--- OBJECTIVE ---
Express the part of the listing that opens with the line containing "Detect and localize" and closes with the line containing "x-tick-label: H_31 [186, 472, 202, 503]", both included, as a Markdown table with the columns Row and Entry. Number each line in Row, put its text in Entry, and leave out any blank lines.

--- --- ---

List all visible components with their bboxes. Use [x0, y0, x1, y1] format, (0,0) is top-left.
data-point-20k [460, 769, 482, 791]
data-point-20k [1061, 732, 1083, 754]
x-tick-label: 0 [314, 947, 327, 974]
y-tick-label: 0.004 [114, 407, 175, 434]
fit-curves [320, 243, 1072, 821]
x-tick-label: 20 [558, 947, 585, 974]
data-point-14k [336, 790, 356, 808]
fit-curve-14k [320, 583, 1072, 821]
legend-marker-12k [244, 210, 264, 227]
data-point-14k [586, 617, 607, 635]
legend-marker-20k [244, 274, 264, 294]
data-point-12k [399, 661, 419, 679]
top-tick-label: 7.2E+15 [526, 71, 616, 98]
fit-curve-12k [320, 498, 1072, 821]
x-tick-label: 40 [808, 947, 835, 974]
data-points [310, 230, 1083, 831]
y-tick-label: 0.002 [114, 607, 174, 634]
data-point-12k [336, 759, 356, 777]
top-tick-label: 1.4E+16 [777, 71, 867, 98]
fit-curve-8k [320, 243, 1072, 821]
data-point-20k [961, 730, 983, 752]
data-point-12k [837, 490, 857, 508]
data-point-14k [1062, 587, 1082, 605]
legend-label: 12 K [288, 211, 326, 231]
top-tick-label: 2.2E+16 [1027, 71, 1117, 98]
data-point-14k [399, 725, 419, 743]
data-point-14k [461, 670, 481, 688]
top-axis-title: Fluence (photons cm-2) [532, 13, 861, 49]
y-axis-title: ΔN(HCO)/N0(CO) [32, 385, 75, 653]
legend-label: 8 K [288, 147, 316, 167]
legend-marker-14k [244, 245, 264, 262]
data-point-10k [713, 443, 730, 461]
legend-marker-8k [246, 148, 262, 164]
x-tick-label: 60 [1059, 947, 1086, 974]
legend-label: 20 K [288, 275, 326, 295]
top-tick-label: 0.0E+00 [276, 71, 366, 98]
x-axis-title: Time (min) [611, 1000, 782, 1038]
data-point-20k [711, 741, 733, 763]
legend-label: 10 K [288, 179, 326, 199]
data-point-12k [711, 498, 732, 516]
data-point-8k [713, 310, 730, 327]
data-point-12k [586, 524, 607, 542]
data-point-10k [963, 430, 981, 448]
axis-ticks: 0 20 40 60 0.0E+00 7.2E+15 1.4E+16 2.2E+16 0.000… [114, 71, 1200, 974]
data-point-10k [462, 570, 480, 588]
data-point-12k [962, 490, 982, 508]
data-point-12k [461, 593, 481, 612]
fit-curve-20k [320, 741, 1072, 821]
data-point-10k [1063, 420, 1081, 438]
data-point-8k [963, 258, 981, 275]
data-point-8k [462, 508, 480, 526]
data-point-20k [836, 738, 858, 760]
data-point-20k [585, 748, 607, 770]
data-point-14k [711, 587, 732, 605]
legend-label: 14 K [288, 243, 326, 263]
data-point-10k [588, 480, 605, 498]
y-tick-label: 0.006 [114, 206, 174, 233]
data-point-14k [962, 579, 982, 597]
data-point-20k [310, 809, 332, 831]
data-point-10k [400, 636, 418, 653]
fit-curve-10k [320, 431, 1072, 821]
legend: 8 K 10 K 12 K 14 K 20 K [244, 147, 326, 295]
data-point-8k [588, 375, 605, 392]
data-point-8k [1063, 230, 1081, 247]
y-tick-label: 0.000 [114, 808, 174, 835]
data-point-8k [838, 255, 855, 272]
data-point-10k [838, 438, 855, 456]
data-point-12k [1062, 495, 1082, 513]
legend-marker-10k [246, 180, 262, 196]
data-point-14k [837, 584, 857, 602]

--- --- ---

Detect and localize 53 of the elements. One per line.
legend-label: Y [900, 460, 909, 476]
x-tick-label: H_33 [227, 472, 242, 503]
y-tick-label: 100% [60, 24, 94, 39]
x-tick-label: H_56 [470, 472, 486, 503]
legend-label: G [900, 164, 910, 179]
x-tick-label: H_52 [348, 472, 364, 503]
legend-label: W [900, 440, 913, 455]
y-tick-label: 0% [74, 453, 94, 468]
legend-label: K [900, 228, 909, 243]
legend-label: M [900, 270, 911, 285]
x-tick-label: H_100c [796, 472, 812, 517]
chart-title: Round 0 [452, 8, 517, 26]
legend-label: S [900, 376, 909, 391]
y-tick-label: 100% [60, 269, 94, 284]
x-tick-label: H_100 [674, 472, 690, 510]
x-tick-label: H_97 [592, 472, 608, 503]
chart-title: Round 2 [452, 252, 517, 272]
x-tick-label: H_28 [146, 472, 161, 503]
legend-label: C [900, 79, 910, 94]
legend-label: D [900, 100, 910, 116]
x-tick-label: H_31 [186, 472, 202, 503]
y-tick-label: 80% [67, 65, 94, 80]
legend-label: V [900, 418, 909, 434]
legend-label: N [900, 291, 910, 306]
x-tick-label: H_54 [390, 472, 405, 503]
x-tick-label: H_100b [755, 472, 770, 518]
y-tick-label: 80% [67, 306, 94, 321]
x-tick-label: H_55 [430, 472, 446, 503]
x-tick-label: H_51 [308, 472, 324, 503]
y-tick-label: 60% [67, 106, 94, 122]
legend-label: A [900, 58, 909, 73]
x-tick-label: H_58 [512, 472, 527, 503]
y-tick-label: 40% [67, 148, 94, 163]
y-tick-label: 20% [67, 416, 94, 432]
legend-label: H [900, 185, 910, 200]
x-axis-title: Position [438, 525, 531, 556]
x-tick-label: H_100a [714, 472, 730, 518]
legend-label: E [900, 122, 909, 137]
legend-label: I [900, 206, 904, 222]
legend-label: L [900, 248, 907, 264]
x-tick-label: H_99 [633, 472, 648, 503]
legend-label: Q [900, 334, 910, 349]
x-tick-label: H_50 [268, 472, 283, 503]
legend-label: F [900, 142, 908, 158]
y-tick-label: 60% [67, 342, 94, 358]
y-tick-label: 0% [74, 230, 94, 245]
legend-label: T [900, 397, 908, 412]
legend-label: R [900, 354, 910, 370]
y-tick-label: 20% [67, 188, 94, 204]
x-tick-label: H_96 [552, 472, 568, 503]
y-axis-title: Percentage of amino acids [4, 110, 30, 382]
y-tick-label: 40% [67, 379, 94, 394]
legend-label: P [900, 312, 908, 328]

--- --- ---

--- EXPECTED ANSWER ---
| Row | Entry |
|---|---|
| 1 | Detect and localize 53 of the elements. One per line. |
| 2 | legend-label: Y [900, 460, 909, 476] |
| 3 | x-tick-label: H_33 [227, 472, 242, 503] |
| 4 | y-tick-label: 100% [60, 24, 94, 39] |
| 5 | x-tick-label: H_56 [470, 472, 486, 503] |
| 6 | legend-label: G [900, 164, 910, 179] |
| 7 | x-tick-label: H_52 [348, 472, 364, 503] |
| 8 | legend-label: W [900, 440, 913, 455] |
| 9 | y-tick-label: 0% [74, 453, 94, 468] |
| 10 | legend-label: K [900, 228, 909, 243] |
| 11 | legend-label: M [900, 270, 911, 285] |
| 12 | x-tick-label: H_100c [796, 472, 812, 517] |
| 13 | chart-title: Round 0 [452, 8, 517, 26] |
| 14 | legend-label: S [900, 376, 909, 391] |
| 15 | y-tick-label: 100% [60, 269, 94, 284] |
| 16 | x-tick-label: H_100 [674, 472, 690, 510] |
| 17 | x-tick-label: H_97 [592, 472, 608, 503] |
| 18 | chart-title: Round 2 [452, 252, 517, 272] |
| 19 | x-tick-label: H_28 [146, 472, 161, 503] |
| 20 | legend-label: C [900, 79, 910, 94] |
| 21 | legend-label: D [900, 100, 910, 116] |
| 22 | x-tick-label: H_31 [186, 472, 202, 503] |